Required task
Every record should be repeated exactly, except that pictures are left out.

==== Entries supplied ====

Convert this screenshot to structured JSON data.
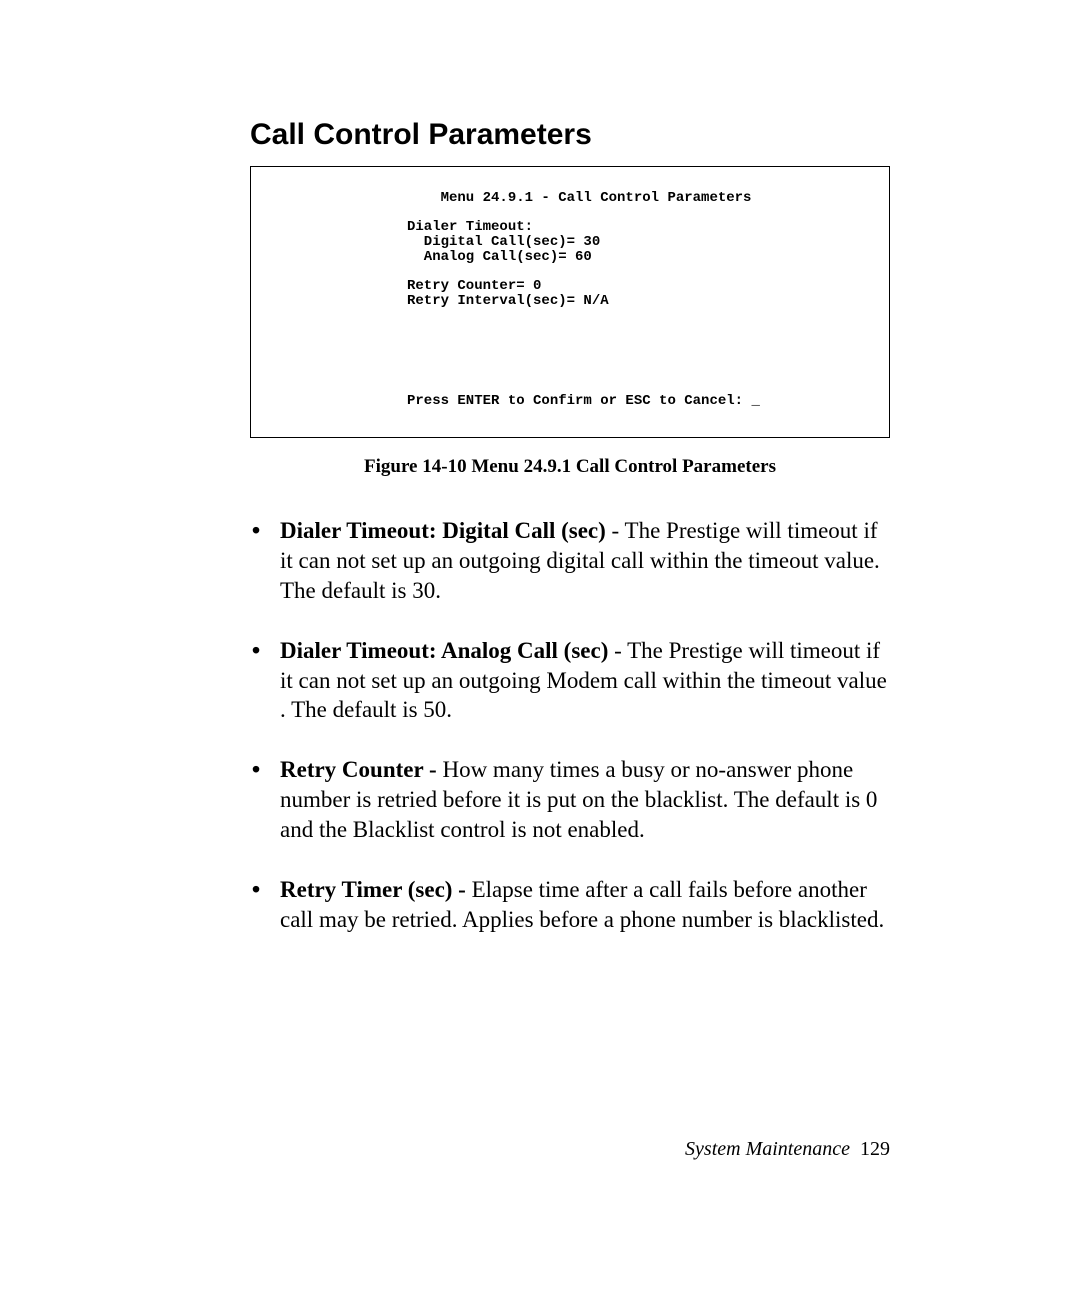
{
  "section_title": "Call Control Parameters",
  "terminal": {
    "title_line": "    Menu 24.9.1 - Call Control Parameters",
    "l1": "Dialer Timeout:",
    "l2": "  Digital Call(sec)= 30",
    "l3": "  Analog Call(sec)= 60",
    "l4": "Retry Counter= 0",
    "l5": "Retry Interval(sec)= N/A",
    "footer": "Press ENTER to Confirm or ESC to Cancel: _"
  },
  "figure_caption": "Figure 14-10 Menu 24.9.1 Call Control Parameters",
  "bullets": [
    {
      "bold": "Dialer Timeout: Digital Call (sec)",
      "rest": " - The Prestige will timeout if it can not set up an outgoing digital call within the timeout value. The default is 30."
    },
    {
      "bold": "Dialer Timeout: Analog Call (sec)",
      "rest": " - The Prestige will timeout if it can not set up an outgoing Modem call within the timeout value . The default is 50."
    },
    {
      "bold": "Retry Counter - ",
      "rest": " How many times a busy or no-answer phone number is retried before it is put on the blacklist. The default is 0 and the Blacklist control is not enabled."
    },
    {
      "bold": "Retry Timer (sec) - ",
      "rest": "Elapse time after a call fails before another call may be retried.  Applies before a phone number is blacklisted."
    }
  ],
  "footer": {
    "label": "System Maintenance",
    "page": "129"
  }
}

====

Answer for the task
Convert this screenshot to structured JSON data.
{
  "section_title": "Call Control Parameters",
  "terminal": {
    "title_line": "    Menu 24.9.1 - Call Control Parameters",
    "l1": "Dialer Timeout:",
    "l2": "  Digital Call(sec)= 30",
    "l3": "  Analog Call(sec)= 60",
    "l4": "Retry Counter= 0",
    "l5": "Retry Interval(sec)= N/A",
    "footer": "Press ENTER to Confirm or ESC to Cancel: _"
  },
  "figure_caption": "Figure 14-10 Menu 24.9.1 Call Control Parameters",
  "bullets": [
    {
      "bold": "Dialer Timeout: Digital Call (sec)",
      "rest": " - The Prestige will timeout if it can not set up an outgoing digital call within the timeout value. The default is 30."
    },
    {
      "bold": "Dialer Timeout: Analog Call (sec)",
      "rest": " - The Prestige will timeout if it can not set up an outgoing Modem call within the timeout value . The default is 50."
    },
    {
      "bold": "Retry Counter - ",
      "rest": " How many times a busy or no-answer phone number is retried before it is put on the blacklist. The default is 0 and the Blacklist control is not enabled."
    },
    {
      "bold": "Retry Timer (sec) - ",
      "rest": "Elapse time after a call fails before another call may be retried.  Applies before a phone number is blacklisted."
    }
  ],
  "footer": {
    "label": "System Maintenance",
    "page": "129"
  }
}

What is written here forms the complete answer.